▶ _Instructions to follow_
Reproduce each line that includes the word "JSON".

Structured figure records
***
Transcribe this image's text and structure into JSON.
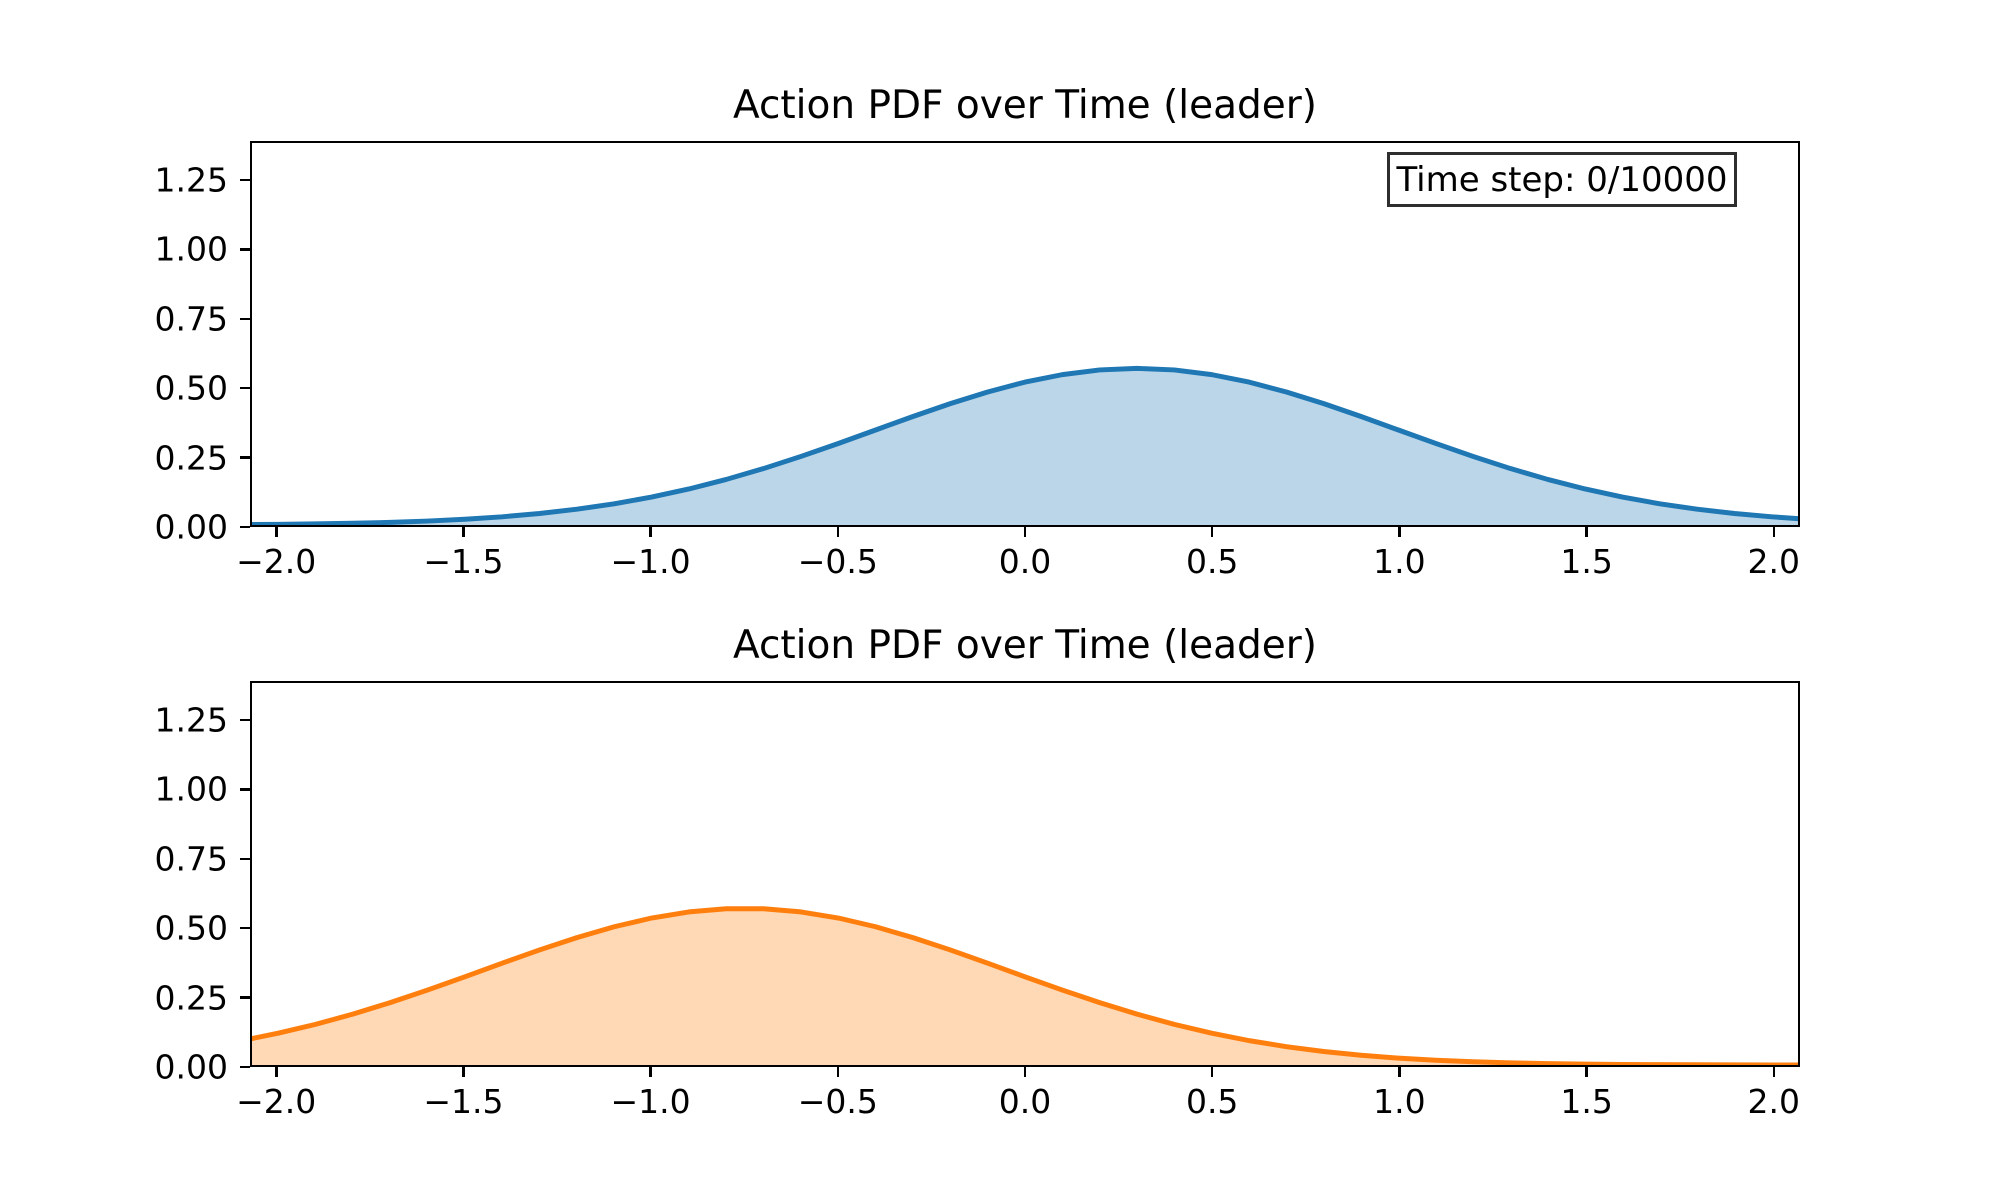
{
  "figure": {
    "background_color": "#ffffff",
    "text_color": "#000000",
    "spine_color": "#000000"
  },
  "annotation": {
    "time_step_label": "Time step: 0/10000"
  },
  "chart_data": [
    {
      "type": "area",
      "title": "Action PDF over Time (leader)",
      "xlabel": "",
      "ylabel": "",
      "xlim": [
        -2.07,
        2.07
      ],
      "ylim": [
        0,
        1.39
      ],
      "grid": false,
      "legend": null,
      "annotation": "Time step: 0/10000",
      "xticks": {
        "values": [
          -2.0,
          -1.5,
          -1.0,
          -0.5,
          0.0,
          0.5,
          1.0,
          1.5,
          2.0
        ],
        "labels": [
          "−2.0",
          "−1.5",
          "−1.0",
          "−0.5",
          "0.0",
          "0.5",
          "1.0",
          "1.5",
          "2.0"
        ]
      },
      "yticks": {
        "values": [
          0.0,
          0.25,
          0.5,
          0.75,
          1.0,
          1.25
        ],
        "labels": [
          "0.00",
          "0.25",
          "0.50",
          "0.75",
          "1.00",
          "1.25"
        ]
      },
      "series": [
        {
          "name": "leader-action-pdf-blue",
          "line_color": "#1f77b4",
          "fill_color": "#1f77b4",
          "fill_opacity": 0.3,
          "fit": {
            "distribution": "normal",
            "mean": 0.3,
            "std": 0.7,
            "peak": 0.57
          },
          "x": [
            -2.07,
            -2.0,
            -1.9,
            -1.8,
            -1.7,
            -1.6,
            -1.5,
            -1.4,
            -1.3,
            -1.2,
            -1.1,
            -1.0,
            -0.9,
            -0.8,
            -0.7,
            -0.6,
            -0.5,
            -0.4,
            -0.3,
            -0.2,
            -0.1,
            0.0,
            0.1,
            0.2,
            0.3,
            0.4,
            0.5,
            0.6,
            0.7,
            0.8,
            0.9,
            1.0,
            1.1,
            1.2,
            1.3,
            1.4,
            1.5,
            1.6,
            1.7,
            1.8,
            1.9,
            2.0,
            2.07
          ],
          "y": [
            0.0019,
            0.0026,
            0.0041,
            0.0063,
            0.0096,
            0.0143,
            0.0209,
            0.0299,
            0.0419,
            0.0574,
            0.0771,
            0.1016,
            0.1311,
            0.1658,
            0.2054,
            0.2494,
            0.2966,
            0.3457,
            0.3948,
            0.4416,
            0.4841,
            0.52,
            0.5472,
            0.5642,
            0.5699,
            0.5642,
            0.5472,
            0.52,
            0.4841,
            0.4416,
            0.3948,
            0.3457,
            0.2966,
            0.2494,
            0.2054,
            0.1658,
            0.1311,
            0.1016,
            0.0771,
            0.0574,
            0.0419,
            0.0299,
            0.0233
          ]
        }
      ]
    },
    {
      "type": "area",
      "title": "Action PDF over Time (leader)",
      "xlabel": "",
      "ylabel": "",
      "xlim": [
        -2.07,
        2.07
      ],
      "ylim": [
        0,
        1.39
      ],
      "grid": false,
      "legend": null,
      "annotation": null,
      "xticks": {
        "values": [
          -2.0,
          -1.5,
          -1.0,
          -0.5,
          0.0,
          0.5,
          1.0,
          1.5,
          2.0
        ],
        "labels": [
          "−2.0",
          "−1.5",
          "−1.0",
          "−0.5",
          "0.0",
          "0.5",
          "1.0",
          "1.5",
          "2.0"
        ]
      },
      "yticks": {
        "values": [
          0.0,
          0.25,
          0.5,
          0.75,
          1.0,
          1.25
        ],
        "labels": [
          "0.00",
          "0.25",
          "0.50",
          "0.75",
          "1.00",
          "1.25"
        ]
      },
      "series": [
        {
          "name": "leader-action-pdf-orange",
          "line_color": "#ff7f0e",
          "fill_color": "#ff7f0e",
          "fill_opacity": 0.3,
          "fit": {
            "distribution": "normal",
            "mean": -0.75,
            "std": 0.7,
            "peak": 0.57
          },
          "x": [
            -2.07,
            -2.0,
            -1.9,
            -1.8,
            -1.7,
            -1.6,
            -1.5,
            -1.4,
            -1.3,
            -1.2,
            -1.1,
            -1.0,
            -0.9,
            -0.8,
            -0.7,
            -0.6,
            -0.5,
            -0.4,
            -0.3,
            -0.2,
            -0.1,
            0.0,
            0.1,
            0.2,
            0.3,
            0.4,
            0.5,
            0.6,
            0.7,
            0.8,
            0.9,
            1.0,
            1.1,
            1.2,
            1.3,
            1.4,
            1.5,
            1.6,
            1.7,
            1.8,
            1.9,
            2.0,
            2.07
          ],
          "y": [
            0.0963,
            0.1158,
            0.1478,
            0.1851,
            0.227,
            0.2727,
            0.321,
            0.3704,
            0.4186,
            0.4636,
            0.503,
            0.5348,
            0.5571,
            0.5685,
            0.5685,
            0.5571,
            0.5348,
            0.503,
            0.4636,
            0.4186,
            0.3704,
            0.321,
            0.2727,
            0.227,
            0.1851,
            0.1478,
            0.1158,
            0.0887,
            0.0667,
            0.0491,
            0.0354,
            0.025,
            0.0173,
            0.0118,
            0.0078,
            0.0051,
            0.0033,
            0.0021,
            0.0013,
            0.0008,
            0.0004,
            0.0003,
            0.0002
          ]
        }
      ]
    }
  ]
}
***
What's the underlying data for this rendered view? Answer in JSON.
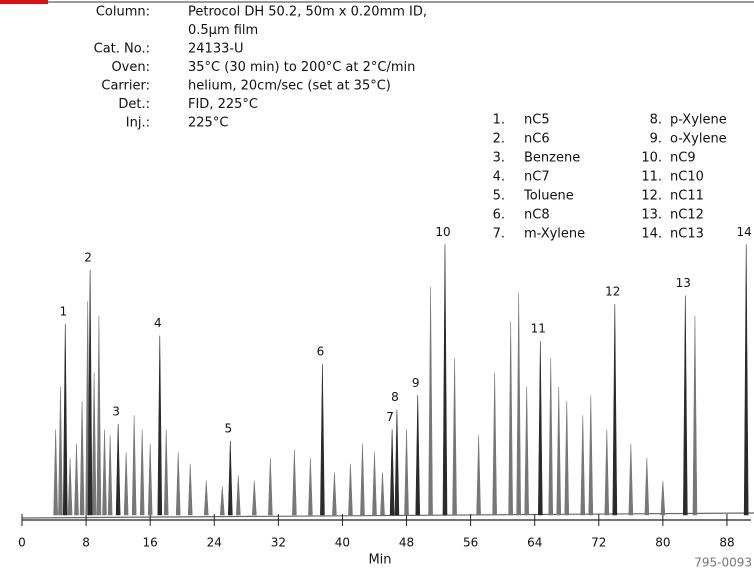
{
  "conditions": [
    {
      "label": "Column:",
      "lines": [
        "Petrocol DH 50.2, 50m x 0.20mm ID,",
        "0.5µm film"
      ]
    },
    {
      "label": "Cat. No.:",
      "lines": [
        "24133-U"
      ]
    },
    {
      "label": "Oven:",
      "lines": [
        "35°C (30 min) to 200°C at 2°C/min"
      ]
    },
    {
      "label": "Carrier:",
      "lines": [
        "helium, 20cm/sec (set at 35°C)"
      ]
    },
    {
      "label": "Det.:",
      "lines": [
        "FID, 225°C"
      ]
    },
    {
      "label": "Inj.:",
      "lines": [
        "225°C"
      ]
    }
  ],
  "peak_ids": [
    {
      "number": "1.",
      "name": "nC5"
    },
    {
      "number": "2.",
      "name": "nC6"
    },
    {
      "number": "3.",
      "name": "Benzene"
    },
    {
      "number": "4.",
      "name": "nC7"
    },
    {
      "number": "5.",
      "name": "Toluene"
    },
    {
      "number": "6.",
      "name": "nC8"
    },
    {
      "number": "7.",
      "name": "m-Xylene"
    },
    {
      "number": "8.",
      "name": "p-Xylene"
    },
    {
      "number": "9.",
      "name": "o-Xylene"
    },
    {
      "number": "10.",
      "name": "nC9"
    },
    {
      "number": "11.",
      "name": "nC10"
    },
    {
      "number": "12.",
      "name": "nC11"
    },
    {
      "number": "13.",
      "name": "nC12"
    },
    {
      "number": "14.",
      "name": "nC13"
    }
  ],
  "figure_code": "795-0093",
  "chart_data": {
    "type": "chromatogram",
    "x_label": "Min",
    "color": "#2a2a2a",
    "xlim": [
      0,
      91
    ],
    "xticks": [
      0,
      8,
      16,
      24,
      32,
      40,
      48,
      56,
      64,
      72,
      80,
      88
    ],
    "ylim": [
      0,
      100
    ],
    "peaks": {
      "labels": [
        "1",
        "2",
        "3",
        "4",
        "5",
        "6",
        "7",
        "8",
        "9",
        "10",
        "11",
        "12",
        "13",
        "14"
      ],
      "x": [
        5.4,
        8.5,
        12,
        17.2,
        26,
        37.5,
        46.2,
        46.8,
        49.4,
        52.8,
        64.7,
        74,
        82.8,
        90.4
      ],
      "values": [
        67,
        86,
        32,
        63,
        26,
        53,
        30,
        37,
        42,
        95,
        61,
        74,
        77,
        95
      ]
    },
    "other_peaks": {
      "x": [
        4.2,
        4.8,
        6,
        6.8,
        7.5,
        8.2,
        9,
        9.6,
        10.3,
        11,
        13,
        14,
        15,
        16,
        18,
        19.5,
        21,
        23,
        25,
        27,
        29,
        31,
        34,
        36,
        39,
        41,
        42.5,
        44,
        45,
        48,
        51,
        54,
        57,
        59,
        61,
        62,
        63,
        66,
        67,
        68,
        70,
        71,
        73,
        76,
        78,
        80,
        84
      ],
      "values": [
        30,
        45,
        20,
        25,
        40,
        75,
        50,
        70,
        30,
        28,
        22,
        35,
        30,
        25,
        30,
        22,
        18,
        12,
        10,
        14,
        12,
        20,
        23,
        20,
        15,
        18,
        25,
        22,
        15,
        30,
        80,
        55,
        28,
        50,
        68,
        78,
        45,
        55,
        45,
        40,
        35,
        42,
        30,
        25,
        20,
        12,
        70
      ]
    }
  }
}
***
▶ _Full answer_
Transcribe this image's text and structure into JSON.
What's the underlying data for this rendered view? Answer in JSON.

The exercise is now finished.